Every line below must be reproduced exactly. Copy them all.

※

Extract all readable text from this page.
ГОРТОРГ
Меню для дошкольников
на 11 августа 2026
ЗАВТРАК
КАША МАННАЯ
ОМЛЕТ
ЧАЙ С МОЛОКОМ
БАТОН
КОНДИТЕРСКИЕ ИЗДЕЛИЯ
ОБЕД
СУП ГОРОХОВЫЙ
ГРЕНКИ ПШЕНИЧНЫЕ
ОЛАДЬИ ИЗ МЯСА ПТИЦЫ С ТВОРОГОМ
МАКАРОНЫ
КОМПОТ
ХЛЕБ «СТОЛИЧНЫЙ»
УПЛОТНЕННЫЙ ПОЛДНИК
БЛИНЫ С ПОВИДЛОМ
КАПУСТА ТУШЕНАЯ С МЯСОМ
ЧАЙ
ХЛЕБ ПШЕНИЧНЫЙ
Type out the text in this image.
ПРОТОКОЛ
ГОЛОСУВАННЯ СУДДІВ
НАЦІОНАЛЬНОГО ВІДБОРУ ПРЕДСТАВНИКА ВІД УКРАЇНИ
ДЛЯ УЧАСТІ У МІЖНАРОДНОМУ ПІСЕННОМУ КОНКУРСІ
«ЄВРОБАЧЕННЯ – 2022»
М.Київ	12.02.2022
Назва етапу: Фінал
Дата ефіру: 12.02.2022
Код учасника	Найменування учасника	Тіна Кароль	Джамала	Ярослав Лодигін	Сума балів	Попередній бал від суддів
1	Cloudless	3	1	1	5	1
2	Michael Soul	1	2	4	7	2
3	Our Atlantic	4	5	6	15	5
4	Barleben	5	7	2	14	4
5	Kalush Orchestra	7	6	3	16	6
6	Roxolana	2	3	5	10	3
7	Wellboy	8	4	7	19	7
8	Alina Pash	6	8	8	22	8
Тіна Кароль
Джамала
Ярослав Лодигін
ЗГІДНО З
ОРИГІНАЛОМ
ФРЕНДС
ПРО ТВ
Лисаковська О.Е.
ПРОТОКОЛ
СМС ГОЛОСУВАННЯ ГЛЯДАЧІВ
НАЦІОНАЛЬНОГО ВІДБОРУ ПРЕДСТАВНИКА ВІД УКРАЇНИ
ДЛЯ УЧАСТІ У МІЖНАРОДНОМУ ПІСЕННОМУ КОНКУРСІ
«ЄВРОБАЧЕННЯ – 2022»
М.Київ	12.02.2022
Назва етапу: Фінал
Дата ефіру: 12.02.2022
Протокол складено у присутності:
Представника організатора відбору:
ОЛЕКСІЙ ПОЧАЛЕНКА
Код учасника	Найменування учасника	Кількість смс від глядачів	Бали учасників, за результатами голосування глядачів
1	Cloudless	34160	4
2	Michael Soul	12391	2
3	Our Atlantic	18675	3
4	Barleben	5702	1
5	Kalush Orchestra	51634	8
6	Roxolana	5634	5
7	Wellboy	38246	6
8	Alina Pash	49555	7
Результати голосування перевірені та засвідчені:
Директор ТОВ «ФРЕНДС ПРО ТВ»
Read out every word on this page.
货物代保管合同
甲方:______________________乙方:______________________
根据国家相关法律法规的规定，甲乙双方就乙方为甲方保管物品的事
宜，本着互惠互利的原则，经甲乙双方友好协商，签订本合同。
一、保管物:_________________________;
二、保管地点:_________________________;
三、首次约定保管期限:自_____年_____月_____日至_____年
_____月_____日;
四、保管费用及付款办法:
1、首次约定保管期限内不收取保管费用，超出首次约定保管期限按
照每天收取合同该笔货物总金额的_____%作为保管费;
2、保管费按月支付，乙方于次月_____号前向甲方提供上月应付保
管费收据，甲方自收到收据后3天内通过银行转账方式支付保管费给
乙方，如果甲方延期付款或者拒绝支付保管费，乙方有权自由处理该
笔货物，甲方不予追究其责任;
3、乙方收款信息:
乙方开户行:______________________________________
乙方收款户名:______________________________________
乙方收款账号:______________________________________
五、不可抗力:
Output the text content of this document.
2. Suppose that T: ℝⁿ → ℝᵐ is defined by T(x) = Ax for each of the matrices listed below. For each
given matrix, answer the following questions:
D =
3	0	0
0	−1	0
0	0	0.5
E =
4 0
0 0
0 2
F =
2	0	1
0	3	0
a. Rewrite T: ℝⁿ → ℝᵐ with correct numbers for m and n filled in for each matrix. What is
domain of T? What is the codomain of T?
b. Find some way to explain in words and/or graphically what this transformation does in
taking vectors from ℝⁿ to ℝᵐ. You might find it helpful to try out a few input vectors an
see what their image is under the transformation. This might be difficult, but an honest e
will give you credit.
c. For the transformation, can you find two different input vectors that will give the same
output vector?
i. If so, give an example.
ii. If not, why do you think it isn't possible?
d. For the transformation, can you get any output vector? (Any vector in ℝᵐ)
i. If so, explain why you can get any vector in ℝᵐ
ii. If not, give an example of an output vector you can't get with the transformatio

※

* [RESULT FOR THIS EXERCISE]:
Extract all readable text from this page.
ГОРТОРГ
Меню для дошкольников
на 11 августа 2026
ЗАВТРАК
КАША МАННАЯ
ОМЛЕТ
ЧАЙ С МОЛОКОМ
БАТОН
КОНДИТЕРСКИЕ ИЗДЕЛИЯ
ОБЕД
СУП ГОРОХОВЫЙ
ГРЕНКИ ПШЕНИЧНЫЕ
ОЛАДЬИ ИЗ МЯСА ПТИЦЫ С ТВОРОГОМ
МАКАРОНЫ
КОМПОТ
ХЛЕБ «СТОЛИЧНЫЙ»
УПЛОТНЕННЫЙ ПОЛДНИК
БЛИНЫ С ПОВИДЛОМ
КАПУСТА ТУШЕНАЯ С МЯСОМ
ЧАЙ
ХЛЕБ ПШЕНИЧНЫЙ
Type out the text in this image.
ПРОТОКОЛ
ГОЛОСУВАННЯ СУДДІВ
НАЦІОНАЛЬНОГО ВІДБОРУ ПРЕДСТАВНИКА ВІД УКРАЇНИ
ДЛЯ УЧАСТІ У МІЖНАРОДНОМУ ПІСЕННОМУ КОНКУРСІ
«ЄВРОБАЧЕННЯ – 2022»
М.Київ	12.02.2022
Назва етапу: Фінал
Дата ефіру: 12.02.2022
Код учасника	Найменування учасника	Тіна Кароль	Джамала	Ярослав Лодигін	Сума балів	Попередній бал від суддів
1	Cloudless	3	1	1	5	1
2	Michael Soul	1	2	4	7	2
3	Our Atlantic	4	5	6	15	5
4	Barleben	5	7	2	14	4
5	Kalush Orchestra	7	6	3	16	6
6	Roxolana	2	3	5	10	3
7	Wellboy	8	4	7	19	7
8	Alina Pash	6	8	8	22	8
Тіна Кароль
Джамала
Ярослав Лодигін
ЗГІДНО З
ОРИГІНАЛОМ
ФРЕНДС
ПРО ТВ
Лисаковська О.Е.
ПРОТОКОЛ
СМС ГОЛОСУВАННЯ ГЛЯДАЧІВ
НАЦІОНАЛЬНОГО ВІДБОРУ ПРЕДСТАВНИКА ВІД УКРАЇНИ
ДЛЯ УЧАСТІ У МІЖНАРОДНОМУ ПІСЕННОМУ КОНКУРСІ
«ЄВРОБАЧЕННЯ – 2022»
М.Київ	12.02.2022
Назва етапу: Фінал
Дата ефіру: 12.02.2022
Протокол складено у присутності:
Представника організатора відбору:
ОЛЕКСІЙ ПОЧАЛЕНКА
Код учасника	Найменування учасника	Кількість смс від глядачів	Бали учасників, за результатами голосування глядачів
1	Cloudless	34160	4
2	Michael Soul	12391	2
3	Our Atlantic	18675	3
4	Barleben	5702	1
5	Kalush Orchestra	51634	8
6	Roxolana	5634	5
7	Wellboy	38246	6
8	Alina Pash	49555	7
Результати голосування перевірені та засвідчені:
Директор ТОВ «ФРЕНДС ПРО ТВ»
Read out every word on this page.
货物代保管合同
甲方:______________________乙方:______________________
根据国家相关法律法规的规定，甲乙双方就乙方为甲方保管物品的事
宜，本着互惠互利的原则，经甲乙双方友好协商，签订本合同。
一、保管物:_________________________;
二、保管地点:_________________________;
三、首次约定保管期限:自_____年_____月_____日至_____年
_____月_____日;
四、保管费用及付款办法:
1、首次约定保管期限内不收取保管费用，超出首次约定保管期限按
照每天收取合同该笔货物总金额的_____%作为保管费;
2、保管费按月支付，乙方于次月_____号前向甲方提供上月应付保
管费收据，甲方自收到收据后3天内通过银行转账方式支付保管费给
乙方，如果甲方延期付款或者拒绝支付保管费，乙方有权自由处理该
笔货物，甲方不予追究其责任;
3、乙方收款信息:
乙方开户行:______________________________________
乙方收款户名:______________________________________
乙方收款账号:______________________________________
五、不可抗力:
Output the text content of this document.
2. Suppose that T: ℝⁿ → ℝᵐ is defined by T(x) = Ax for each of the matrices listed below. For each
given matrix, answer the following questions:
D =
3	0	0
0	−1	0
0	0	0.5
E =
4 0
0 0
0 2
F =
2	0	1
0	3	0
a. Rewrite T: ℝⁿ → ℝᵐ with correct numbers for m and n filled in for each matrix. What is
domain of T? What is the codomain of T?
b. Find some way to explain in words and/or graphically what this transformation does in
taking vectors from ℝⁿ to ℝᵐ. You might find it helpful to try out a few input vectors an
see what their image is under the transformation. This might be difficult, but an honest e
will give you credit.
c. For the transformation, can you find two different input vectors that will give the same
output vector?
i. If so, give an example.
ii. If not, why do you think it isn't possible?
d. For the transformation, can you get any output vector? (Any vector in ℝᵐ)
i. If so, explain why you can get any vector in ℝᵐ
ii. If not, give an example of an output vector you can't get with the transformatio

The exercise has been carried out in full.